▶ _WORK INSTRUCTIONS_:
Every entry needs to be reproduced exactly.

[Items from a data source]
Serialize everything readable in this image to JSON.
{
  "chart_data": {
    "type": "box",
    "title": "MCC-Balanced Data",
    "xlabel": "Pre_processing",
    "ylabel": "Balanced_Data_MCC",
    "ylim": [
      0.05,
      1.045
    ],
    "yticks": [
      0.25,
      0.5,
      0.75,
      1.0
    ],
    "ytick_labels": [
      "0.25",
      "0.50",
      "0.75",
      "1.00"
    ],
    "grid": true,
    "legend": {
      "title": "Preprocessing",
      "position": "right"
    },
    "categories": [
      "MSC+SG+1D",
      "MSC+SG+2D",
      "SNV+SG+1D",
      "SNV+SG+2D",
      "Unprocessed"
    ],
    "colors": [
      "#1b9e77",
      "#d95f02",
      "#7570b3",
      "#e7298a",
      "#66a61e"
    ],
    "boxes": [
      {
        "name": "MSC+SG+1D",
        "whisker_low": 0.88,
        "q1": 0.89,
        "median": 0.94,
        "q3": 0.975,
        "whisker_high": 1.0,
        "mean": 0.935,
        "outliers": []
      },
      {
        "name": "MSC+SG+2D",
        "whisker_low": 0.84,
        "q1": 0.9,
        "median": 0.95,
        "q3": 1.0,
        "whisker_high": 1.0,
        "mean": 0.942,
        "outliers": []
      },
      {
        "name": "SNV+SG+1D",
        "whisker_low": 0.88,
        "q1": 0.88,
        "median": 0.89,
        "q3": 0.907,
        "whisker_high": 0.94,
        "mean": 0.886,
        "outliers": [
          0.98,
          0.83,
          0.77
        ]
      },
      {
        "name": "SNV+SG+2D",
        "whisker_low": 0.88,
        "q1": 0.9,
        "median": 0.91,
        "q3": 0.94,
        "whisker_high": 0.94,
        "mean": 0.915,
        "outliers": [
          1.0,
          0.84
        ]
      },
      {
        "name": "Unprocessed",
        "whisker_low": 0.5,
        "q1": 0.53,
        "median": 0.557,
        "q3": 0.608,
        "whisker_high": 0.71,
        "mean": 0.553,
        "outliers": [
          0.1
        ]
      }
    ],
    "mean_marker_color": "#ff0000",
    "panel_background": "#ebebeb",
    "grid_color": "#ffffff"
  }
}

▶ _RESULT FOR THIS EXERCISE_:
Serialize everything readable in this image to JSON.
{
  "chart_data": {
    "type": "box",
    "title": "MCC-Balanced Data",
    "xlabel": "Pre_processing",
    "ylabel": "Balanced_Data_MCC",
    "ylim": [
      0.05,
      1.045
    ],
    "yticks": [
      0.25,
      0.5,
      0.75,
      1.0
    ],
    "ytick_labels": [
      "0.25",
      "0.50",
      "0.75",
      "1.00"
    ],
    "grid": true,
    "legend": {
      "title": "Preprocessing",
      "position": "right"
    },
    "categories": [
      "MSC+SG+1D",
      "MSC+SG+2D",
      "SNV+SG+1D",
      "SNV+SG+2D",
      "Unprocessed"
    ],
    "colors": [
      "#1b9e77",
      "#d95f02",
      "#7570b3",
      "#e7298a",
      "#66a61e"
    ],
    "boxes": [
      {
        "name": "MSC+SG+1D",
        "whisker_low": 0.88,
        "q1": 0.89,
        "median": 0.94,
        "q3": 0.975,
        "whisker_high": 1.0,
        "mean": 0.935,
        "outliers": []
      },
      {
        "name": "MSC+SG+2D",
        "whisker_low": 0.84,
        "q1": 0.9,
        "median": 0.95,
        "q3": 1.0,
        "whisker_high": 1.0,
        "mean": 0.942,
        "outliers": []
      },
      {
        "name": "SNV+SG+1D",
        "whisker_low": 0.88,
        "q1": 0.88,
        "median": 0.89,
        "q3": 0.907,
        "whisker_high": 0.94,
        "mean": 0.886,
        "outliers": [
          0.98,
          0.83,
          0.77
        ]
      },
      {
        "name": "SNV+SG+2D",
        "whisker_low": 0.88,
        "q1": 0.9,
        "median": 0.91,
        "q3": 0.94,
        "whisker_high": 0.94,
        "mean": 0.915,
        "outliers": [
          1.0,
          0.84
        ]
      },
      {
        "name": "Unprocessed",
        "whisker_low": 0.5,
        "q1": 0.53,
        "median": 0.557,
        "q3": 0.608,
        "whisker_high": 0.71,
        "mean": 0.553,
        "outliers": [
          0.1
        ]
      }
    ],
    "mean_marker_color": "#ff0000",
    "panel_background": "#ebebeb",
    "grid_color": "#ffffff"
  }
}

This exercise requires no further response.